▶ [Tantangan]
• A. Jawablah pertanyaan berikut berdasarkan teks tentang budaya tutur.
(i) Kapan teks itu diperbarui?
(ii) Seberapa sering guru Sekolah Rakyat sekitar tahun 1960-an berkewajiban mendongeng di depan anak-anak?
(iii) Siapa nama guru yang pintar membawakan dongeng di SR yang sekarang bernama SD Buner II?
• B. Kutip bagian dari teks tentang budaya tutur, mulai dari "Sumber ilustrasi: blog.unnes.ac.id" terus sampai ke "ditunggu para siswa.", tanpa mengubah satu kata pun.
• C. Lanjutkan teks tentang budaya tutur, dimulai setelah kalimat terakhir yang tersedia.

▶ [Penggalan Teks]
Lihat ke Halaman Asli

Redupnya Budaya Tutur Pengaruhi Lunturnya Karakter Anak

Diperbarui: 12 September 2016   16:43

Kompasiana adalah platform blog. Konten ini menjadi tanggung jawab bloger dan tidak mewakili pandangan redaksi Kompas.

Sumber ilustrasi: blog.unnes.ac.id

Dongeng pada Dekade 60-an Pernah Berjaya
Sekitar Tahun 1960-an, guru Sekolah Rakyat atau disingkat SR (sekarang SD), seminggu sekali berkewajiban untuk mendongeng di depan anak-anak. Kala itu dongeng menjadi salah satu pelajaran favorit yang ditunggu para siswa.

“Salah satu SR di Kecamatan Patuk, sekarang namanya SD Buner II, punya guru yang fasih mendongeng. Ibu Tukilah, demikian nama guru yang pintar membawakan sejumlah dongeng itu,” kenang MH Mudilestari, pegiat perempuan, di rumahnya, Minggu 11/9/2016.

▶ [Cuplikan Dataset]
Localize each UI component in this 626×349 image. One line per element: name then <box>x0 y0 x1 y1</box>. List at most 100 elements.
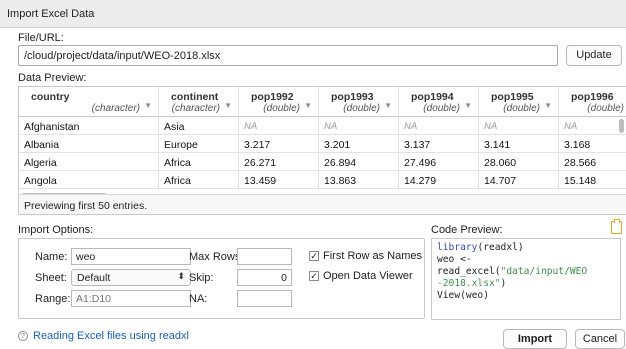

▶ [Hasil]
• A.
(i) 12 September 2016, pukul 16:43
(ii) Seminggu sekali
(iii) Ibu Tukilah

• B.
Sumber ilustrasi: blog.unnes.ac.id

Dongeng pada Dekade 60-an Pernah Berjaya
Sekitar Tahun 1960-an, guru Sekolah Rakyat atau disingkat SR (sekarang SD), seminggu sekali berkewajiban untuk mendongeng di depan anak-anak. Kala itu dongeng menjadi salah satu pelajaran favorit yang ditunggu para siswa.

• C.
Yang Ibu Tukilah bawakan, lanjut Mudilestari, pasti dongeng melankolis bertema ketidakadilan seperti MawarMenur dan Melati, atau Bawang Merah Bawang Putih. Jarang dia mendongeng soal Kancil Nyolong Timun. Cerita yang disebut belakangan biasanya dibawakan oleh guru laki-laki.

Dihimpun dari berbagai sumber, Mulai 18 Februari 1960 hingga 6 Juni 1968 Menteri Pendidikan secara berturut-turut oleh Presiden Soekarno dipercayakan kepada: Priyono, Sarino Mangun Pranoto, serta Sanusi Hardjadinata.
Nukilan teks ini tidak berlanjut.